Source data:
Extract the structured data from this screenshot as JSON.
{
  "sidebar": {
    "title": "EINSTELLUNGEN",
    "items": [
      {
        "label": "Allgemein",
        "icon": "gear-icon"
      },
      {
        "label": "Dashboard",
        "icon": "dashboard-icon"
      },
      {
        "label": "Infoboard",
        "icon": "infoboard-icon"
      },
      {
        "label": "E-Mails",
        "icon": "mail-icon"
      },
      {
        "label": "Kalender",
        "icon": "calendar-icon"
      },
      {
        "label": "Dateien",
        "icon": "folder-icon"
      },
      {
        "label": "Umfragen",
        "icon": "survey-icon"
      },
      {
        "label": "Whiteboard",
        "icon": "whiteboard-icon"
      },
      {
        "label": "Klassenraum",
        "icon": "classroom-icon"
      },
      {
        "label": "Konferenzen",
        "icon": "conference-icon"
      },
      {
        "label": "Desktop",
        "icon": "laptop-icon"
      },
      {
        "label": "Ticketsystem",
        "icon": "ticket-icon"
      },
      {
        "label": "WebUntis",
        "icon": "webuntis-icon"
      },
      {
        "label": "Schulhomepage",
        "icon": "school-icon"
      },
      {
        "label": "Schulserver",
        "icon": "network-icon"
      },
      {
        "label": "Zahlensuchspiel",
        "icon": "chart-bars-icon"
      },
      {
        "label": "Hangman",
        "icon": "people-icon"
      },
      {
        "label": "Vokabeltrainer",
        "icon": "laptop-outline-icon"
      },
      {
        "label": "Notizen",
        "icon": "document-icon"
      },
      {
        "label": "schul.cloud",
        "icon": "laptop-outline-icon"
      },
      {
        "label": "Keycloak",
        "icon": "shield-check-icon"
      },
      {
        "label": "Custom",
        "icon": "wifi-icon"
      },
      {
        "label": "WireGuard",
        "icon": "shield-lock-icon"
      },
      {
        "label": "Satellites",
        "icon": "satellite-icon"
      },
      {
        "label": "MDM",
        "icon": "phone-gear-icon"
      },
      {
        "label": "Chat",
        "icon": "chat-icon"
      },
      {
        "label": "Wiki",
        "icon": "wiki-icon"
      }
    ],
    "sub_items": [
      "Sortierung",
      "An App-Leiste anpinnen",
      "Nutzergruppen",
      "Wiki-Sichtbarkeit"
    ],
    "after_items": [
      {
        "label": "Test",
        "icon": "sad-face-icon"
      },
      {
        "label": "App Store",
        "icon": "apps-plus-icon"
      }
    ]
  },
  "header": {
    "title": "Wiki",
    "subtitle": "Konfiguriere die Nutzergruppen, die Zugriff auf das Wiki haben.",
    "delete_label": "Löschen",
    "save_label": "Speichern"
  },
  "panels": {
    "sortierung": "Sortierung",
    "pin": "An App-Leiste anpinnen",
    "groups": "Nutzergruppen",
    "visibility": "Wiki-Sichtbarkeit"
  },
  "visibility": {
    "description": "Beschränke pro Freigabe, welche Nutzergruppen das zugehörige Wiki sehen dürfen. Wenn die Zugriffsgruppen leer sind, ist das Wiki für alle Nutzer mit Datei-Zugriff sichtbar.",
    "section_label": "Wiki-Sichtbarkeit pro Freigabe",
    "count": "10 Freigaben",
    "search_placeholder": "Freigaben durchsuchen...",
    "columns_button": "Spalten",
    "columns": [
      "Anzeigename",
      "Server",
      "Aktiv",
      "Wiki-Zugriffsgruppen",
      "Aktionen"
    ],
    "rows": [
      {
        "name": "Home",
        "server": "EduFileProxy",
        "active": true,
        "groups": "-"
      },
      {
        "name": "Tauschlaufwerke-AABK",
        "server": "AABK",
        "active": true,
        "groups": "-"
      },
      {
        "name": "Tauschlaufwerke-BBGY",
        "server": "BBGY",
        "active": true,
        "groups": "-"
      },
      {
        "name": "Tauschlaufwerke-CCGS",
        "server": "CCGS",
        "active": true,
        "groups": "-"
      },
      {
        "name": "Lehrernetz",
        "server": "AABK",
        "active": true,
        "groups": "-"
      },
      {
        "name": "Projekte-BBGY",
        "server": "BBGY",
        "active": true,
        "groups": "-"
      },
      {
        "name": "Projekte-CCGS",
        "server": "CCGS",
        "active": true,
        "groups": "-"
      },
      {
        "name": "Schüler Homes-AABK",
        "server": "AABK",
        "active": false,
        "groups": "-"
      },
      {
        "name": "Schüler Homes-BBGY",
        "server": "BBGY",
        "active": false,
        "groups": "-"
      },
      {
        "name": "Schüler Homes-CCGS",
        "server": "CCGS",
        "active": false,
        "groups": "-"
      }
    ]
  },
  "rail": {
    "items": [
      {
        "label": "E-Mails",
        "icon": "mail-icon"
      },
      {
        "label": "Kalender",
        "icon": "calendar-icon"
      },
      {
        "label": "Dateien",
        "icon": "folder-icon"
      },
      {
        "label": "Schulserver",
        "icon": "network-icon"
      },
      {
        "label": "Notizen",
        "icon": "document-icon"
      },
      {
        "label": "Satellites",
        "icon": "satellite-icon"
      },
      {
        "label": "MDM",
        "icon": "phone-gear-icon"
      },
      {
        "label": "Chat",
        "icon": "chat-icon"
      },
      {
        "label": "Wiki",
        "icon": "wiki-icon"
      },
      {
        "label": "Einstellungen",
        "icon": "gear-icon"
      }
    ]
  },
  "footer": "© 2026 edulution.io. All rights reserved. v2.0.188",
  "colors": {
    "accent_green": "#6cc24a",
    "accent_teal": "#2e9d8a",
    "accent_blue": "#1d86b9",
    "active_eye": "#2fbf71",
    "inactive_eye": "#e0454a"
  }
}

--- Your instructions ---
All lines in the data that contain the word "Schüler" should be copied.

--- Problem solution ---
        "name": "Schüler Homes-AABK",
        "name": "Schüler Homes-BBGY",
        "name": "Schüler Homes-CCGS",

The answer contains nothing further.